Return each entry exactly, omitting nothing.

Dataset records
•••

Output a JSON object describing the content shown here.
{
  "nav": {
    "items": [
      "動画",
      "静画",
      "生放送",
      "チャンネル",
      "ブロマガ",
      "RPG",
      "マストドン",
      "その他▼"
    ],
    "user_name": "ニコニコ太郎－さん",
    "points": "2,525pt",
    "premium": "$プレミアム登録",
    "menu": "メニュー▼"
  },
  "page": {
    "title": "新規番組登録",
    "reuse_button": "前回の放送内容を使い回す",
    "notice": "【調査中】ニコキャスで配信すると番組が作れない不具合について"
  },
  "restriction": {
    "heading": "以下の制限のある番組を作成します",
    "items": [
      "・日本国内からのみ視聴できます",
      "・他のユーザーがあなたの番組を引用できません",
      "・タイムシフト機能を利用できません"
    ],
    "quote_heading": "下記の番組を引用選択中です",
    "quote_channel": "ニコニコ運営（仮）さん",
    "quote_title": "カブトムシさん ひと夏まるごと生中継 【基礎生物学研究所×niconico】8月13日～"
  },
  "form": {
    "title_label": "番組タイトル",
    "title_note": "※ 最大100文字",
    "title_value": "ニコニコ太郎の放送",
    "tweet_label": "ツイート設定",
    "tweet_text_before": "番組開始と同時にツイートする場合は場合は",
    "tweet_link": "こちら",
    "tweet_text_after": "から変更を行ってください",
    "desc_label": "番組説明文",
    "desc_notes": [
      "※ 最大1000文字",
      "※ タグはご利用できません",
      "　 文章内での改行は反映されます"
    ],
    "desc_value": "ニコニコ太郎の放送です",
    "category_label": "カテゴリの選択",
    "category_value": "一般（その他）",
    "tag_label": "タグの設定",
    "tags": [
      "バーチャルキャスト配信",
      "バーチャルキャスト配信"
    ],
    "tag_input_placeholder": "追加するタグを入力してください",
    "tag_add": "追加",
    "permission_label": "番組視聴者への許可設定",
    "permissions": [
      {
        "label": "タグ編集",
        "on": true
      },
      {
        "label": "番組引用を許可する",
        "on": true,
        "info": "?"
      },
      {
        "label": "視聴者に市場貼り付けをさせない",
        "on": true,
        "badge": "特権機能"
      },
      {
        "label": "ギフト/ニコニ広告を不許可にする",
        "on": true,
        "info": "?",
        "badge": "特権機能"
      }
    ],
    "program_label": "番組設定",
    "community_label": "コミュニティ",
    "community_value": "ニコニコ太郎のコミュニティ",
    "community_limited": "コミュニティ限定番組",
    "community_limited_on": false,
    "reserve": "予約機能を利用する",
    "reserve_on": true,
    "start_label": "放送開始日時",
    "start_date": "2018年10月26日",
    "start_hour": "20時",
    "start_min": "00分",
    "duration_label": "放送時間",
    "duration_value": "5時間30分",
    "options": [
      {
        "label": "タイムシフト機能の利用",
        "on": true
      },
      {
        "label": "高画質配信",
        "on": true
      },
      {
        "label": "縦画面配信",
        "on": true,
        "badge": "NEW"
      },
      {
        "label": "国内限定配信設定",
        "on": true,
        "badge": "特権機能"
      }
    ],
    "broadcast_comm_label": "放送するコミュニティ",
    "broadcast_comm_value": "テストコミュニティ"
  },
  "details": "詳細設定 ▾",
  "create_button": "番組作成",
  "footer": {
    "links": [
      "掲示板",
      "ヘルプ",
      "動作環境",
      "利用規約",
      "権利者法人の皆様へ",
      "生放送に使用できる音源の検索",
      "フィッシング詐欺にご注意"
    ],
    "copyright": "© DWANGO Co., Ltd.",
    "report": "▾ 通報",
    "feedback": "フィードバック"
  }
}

•••

*TASK ANSWER:*
Output a JSON object describing the content shown here.
{
  "nav": {
    "items": [
      "動画",
      "静画",
      "生放送",
      "チャンネル",
      "ブロマガ",
      "RPG",
      "マストドン",
      "その他▼"
    ],
    "user_name": "ニコニコ太郎－さん",
    "points": "2,525pt",
    "premium": "$プレミアム登録",
    "menu": "メニュー▼"
  },
  "page": {
    "title": "新規番組登録",
    "reuse_button": "前回の放送内容を使い回す",
    "notice": "【調査中】ニコキャスで配信すると番組が作れない不具合について"
  },
  "restriction": {
    "heading": "以下の制限のある番組を作成します",
    "items": [
      "・日本国内からのみ視聴できます",
      "・他のユーザーがあなたの番組を引用できません",
      "・タイムシフト機能を利用できません"
    ],
    "quote_heading": "下記の番組を引用選択中です",
    "quote_channel": "ニコニコ運営（仮）さん",
    "quote_title": "カブトムシさん ひと夏まるごと生中継 【基礎生物学研究所×niconico】8月13日～"
  },
  "form": {
    "title_label": "番組タイトル",
    "title_note": "※ 最大100文字",
    "title_value": "ニコニコ太郎の放送",
    "tweet_label": "ツイート設定",
    "tweet_text_before": "番組開始と同時にツイートする場合は場合は",
    "tweet_link": "こちら",
    "tweet_text_after": "から変更を行ってください",
    "desc_label": "番組説明文",
    "desc_notes": [
      "※ 最大1000文字",
      "※ タグはご利用できません",
      "　 文章内での改行は反映されます"
    ],
    "desc_value": "ニコニコ太郎の放送です",
    "category_label": "カテゴリの選択",
    "category_value": "一般（その他）",
    "tag_label": "タグの設定",
    "tags": [
      "バーチャルキャスト配信",
      "バーチャルキャスト配信"
    ],
    "tag_input_placeholder": "追加するタグを入力してください",
    "tag_add": "追加",
    "permission_label": "番組視聴者への許可設定",
    "permissions": [
      {
        "label": "タグ編集",
        "on": true
      },
      {
        "label": "番組引用を許可する",
        "on": true,
        "info": "?"
      },
      {
        "label": "視聴者に市場貼り付けをさせない",
        "on": true,
        "badge": "特権機能"
      },
      {
        "label": "ギフト/ニコニ広告を不許可にする",
        "on": true,
        "info": "?",
        "badge": "特権機能"
      }
    ],
    "program_label": "番組設定",
    "community_label": "コミュニティ",
    "community_value": "ニコニコ太郎のコミュニティ",
    "community_limited": "コミュニティ限定番組",
    "community_limited_on": false,
    "reserve": "予約機能を利用する",
    "reserve_on": true,
    "start_label": "放送開始日時",
    "start_date": "2018年10月26日",
    "start_hour": "20時",
    "start_min": "00分",
    "duration_label": "放送時間",
    "duration_value": "5時間30分",
    "options": [
      {
        "label": "タイムシフト機能の利用",
        "on": true
      },
      {
        "label": "高画質配信",
        "on": true
      },
      {
        "label": "縦画面配信",
        "on": true,
        "badge": "NEW"
      },
      {
        "label": "国内限定配信設定",
        "on": true,
        "badge": "特権機能"
      }
    ],
    "broadcast_comm_label": "放送するコミュニティ",
    "broadcast_comm_value": "テストコミュニティ"
  },
  "details": "詳細設定 ▾",
  "create_button": "番組作成",
  "footer": {
    "links": [
      "掲示板",
      "ヘルプ",
      "動作環境",
      "利用規約",
      "権利者法人の皆様へ",
      "生放送に使用できる音源の検索",
      "フィッシング詐欺にご注意"
    ],
    "copyright": "© DWANGO Co., Ltd.",
    "report": "▾ 通報",
    "feedback": "フィードバック"
  }
}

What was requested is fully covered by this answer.